## Records for the task
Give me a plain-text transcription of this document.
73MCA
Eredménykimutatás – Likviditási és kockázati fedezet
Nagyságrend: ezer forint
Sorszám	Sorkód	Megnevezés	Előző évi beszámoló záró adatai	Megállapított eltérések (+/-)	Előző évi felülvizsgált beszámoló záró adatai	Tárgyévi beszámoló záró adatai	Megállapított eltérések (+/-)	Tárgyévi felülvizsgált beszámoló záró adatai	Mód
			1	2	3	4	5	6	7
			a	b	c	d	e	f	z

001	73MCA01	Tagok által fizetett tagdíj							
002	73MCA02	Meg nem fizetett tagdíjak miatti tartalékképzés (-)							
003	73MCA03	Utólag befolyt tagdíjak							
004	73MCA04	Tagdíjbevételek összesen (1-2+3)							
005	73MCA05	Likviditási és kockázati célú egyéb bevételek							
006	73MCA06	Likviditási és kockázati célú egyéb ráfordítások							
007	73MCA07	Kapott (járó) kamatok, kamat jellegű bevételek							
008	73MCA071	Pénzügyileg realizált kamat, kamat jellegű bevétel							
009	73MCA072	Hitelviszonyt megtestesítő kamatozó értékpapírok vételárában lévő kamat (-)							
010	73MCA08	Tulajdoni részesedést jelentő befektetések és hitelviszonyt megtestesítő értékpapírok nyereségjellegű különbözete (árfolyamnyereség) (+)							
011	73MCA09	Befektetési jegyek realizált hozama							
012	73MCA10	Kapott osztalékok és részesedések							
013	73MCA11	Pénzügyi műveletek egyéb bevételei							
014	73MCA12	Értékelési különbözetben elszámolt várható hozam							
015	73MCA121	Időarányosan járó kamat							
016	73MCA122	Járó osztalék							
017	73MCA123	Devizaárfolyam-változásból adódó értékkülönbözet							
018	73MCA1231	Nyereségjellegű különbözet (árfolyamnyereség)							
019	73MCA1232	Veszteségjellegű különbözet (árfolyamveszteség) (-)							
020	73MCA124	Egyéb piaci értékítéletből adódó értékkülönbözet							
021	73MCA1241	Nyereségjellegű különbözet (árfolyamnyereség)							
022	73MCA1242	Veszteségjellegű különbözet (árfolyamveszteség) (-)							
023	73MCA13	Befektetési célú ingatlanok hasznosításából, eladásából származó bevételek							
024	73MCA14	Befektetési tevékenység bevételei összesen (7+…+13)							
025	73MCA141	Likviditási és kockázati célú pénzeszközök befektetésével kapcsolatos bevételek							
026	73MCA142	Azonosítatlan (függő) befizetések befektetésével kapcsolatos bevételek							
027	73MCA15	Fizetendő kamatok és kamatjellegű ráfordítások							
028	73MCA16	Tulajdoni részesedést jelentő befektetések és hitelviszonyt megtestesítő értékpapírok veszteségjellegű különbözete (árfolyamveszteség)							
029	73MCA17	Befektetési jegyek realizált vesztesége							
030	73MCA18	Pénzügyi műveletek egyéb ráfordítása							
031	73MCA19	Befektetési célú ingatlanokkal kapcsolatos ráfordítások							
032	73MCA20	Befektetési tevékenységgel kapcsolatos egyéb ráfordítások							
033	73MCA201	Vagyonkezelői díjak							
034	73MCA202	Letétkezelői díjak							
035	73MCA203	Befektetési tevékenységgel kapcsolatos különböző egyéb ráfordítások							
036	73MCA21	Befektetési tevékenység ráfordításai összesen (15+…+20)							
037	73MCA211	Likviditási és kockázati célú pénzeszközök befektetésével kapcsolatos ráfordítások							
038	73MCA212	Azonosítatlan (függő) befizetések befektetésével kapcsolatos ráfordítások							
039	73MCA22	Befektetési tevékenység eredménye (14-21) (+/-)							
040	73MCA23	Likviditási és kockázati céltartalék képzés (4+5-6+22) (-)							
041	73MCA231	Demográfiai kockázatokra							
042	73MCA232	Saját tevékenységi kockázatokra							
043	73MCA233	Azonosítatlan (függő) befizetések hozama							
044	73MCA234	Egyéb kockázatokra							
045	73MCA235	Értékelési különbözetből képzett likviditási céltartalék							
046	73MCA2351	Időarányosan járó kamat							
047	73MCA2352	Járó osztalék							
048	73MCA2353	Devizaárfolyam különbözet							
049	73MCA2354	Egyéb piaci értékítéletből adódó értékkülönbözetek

## To be done
From the records above, work out how many lines contain the string "fizetett". Give only the number.

## Completed task
2